(OBJECTIVE)
Copy the items from the line with "Enumerate the UI" to the line with "- piece-face: 兵: [44, 247, 89, 292]", substituting "arrow-left-icon" for every "chevron-left-icon" and keeping everything else the same.

--- Start of STORED ROWS ---

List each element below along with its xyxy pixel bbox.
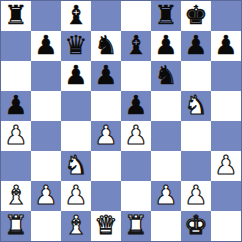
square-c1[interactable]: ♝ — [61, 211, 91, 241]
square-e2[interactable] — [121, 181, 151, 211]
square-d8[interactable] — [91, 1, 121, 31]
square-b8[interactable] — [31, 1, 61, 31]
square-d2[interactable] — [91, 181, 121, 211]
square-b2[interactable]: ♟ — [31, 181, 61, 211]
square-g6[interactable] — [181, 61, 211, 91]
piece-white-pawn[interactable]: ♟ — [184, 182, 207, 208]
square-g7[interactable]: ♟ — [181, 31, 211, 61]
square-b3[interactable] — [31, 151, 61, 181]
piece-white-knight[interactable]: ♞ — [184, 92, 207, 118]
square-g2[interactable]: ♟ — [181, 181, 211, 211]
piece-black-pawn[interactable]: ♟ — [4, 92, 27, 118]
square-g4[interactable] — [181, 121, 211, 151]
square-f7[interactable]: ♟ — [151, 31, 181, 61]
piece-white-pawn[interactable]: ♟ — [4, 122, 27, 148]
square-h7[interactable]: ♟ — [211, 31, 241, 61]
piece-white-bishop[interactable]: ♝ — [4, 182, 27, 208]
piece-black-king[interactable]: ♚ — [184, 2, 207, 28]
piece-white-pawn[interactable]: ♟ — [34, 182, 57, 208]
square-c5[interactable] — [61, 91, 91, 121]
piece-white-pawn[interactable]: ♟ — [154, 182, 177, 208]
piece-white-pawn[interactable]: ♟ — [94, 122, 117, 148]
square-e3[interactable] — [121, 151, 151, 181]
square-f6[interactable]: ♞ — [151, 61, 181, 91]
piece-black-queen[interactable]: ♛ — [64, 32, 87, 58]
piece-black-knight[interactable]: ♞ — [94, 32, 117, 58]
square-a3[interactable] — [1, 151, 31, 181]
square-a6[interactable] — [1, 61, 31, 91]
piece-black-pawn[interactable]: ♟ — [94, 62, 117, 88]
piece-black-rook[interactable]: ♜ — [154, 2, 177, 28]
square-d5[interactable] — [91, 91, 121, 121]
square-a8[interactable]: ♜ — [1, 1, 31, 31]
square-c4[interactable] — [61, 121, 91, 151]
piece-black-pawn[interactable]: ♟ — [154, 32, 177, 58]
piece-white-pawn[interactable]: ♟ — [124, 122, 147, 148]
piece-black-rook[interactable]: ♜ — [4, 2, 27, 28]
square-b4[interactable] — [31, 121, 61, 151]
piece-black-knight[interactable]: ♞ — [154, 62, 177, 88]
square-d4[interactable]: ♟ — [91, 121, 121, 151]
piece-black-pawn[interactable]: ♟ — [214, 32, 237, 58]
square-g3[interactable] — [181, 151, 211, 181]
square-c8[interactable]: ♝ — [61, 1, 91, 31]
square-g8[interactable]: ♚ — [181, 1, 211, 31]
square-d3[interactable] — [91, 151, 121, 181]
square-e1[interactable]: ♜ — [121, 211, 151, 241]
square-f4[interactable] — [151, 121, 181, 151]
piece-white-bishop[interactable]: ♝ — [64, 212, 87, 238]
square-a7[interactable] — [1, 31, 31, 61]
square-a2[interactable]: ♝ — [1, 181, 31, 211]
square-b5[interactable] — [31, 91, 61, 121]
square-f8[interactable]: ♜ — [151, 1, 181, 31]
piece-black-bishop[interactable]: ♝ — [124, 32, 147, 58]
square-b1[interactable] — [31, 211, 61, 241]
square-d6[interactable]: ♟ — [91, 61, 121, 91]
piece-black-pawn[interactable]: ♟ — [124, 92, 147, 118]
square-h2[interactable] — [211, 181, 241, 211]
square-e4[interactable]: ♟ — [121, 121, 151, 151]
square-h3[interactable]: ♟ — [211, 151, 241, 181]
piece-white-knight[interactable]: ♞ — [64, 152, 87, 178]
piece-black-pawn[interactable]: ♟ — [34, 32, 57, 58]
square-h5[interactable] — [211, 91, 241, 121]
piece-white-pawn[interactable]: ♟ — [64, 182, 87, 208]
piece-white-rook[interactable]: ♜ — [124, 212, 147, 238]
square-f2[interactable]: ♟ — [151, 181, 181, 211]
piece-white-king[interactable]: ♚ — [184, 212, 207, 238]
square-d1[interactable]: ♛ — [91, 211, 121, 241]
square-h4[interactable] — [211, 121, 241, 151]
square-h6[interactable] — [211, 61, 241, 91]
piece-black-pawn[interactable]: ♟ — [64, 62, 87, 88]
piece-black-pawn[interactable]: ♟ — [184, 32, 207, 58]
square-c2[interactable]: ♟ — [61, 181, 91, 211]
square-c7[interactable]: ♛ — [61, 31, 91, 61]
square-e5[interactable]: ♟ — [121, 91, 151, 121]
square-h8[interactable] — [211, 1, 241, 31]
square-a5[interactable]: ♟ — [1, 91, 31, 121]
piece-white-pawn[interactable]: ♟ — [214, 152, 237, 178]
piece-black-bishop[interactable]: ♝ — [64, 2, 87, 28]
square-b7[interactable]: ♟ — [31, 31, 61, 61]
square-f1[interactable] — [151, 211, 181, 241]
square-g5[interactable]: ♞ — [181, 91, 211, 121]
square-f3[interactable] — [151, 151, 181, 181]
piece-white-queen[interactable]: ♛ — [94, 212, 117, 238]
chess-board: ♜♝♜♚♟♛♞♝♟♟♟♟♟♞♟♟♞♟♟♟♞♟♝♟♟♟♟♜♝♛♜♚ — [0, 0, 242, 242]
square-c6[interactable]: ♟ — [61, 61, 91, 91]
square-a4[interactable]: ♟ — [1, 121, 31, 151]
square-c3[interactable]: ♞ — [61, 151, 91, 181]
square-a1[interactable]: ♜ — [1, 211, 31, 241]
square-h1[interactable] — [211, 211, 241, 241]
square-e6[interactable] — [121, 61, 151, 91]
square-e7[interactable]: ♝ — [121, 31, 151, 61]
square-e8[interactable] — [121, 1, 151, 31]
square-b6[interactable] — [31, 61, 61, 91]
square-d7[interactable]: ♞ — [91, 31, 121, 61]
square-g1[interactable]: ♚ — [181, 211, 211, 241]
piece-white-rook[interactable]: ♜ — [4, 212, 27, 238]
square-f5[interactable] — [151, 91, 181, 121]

--- End of STORED ROWS ---
--- Start of STORED ROWS ---

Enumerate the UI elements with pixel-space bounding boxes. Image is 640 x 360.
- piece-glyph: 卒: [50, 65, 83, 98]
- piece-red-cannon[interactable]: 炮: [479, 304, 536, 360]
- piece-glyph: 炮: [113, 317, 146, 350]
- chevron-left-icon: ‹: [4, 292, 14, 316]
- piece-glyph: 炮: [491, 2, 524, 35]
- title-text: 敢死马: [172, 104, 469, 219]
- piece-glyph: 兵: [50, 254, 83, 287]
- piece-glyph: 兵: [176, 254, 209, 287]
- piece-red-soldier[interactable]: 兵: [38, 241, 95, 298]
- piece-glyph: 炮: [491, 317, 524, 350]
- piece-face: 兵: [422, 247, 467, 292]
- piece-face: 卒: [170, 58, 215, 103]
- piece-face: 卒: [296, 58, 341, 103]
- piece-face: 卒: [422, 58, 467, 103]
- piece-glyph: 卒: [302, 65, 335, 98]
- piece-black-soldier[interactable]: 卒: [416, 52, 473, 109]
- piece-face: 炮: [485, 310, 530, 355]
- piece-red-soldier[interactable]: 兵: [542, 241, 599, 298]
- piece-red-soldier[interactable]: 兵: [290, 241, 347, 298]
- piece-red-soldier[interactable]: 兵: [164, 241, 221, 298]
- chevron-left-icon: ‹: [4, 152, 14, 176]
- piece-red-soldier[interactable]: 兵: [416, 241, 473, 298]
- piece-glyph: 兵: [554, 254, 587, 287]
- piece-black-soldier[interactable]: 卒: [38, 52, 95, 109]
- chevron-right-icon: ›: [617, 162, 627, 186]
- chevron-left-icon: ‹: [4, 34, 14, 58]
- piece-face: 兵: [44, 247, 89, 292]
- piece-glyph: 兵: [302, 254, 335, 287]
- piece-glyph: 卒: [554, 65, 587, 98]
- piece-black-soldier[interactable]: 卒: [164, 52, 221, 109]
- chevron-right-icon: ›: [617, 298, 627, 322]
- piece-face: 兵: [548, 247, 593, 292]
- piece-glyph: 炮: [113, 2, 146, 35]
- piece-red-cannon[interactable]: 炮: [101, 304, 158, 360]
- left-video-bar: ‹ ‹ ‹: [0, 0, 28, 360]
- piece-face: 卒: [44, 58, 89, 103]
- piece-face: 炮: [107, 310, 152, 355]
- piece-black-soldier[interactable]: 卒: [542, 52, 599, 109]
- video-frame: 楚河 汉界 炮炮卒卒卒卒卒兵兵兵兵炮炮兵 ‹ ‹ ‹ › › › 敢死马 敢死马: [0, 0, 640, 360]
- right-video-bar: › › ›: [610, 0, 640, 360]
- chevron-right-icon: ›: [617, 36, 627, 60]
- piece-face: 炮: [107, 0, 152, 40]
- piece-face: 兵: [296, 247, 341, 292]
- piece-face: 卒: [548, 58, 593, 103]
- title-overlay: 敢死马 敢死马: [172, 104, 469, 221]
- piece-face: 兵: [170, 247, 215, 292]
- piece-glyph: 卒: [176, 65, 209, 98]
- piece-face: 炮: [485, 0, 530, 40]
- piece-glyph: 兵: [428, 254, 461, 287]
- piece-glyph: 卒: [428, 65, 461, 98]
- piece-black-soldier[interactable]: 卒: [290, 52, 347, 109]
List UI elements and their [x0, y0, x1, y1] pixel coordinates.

--- End of STORED ROWS ---

(REPLY)
Enumerate the UI elements with pixel-space bounding boxes. Image is 640 x 360.
- piece-glyph: 卒: [50, 65, 83, 98]
- piece-red-cannon[interactable]: 炮: [479, 304, 536, 360]
- piece-glyph: 炮: [113, 317, 146, 350]
- arrow-left-icon: ‹: [4, 292, 14, 316]
- piece-glyph: 炮: [491, 2, 524, 35]
- title-text: 敢死马: [172, 104, 469, 219]
- piece-glyph: 兵: [50, 254, 83, 287]
- piece-glyph: 兵: [176, 254, 209, 287]
- piece-red-soldier[interactable]: 兵: [38, 241, 95, 298]
- piece-glyph: 炮: [491, 317, 524, 350]
- piece-face: 兵: [422, 247, 467, 292]
- piece-face: 卒: [170, 58, 215, 103]
- piece-face: 卒: [296, 58, 341, 103]
- piece-face: 卒: [422, 58, 467, 103]
- piece-glyph: 卒: [302, 65, 335, 98]
- piece-black-soldier[interactable]: 卒: [416, 52, 473, 109]
- piece-face: 炮: [485, 310, 530, 355]
- piece-red-soldier[interactable]: 兵: [542, 241, 599, 298]
- piece-red-soldier[interactable]: 兵: [290, 241, 347, 298]
- piece-red-soldier[interactable]: 兵: [164, 241, 221, 298]
- arrow-left-icon: ‹: [4, 152, 14, 176]
- piece-red-soldier[interactable]: 兵: [416, 241, 473, 298]
- piece-glyph: 兵: [554, 254, 587, 287]
- piece-black-soldier[interactable]: 卒: [38, 52, 95, 109]
- chevron-right-icon: ›: [617, 162, 627, 186]
- arrow-left-icon: ‹: [4, 34, 14, 58]
- piece-face: 兵: [44, 247, 89, 292]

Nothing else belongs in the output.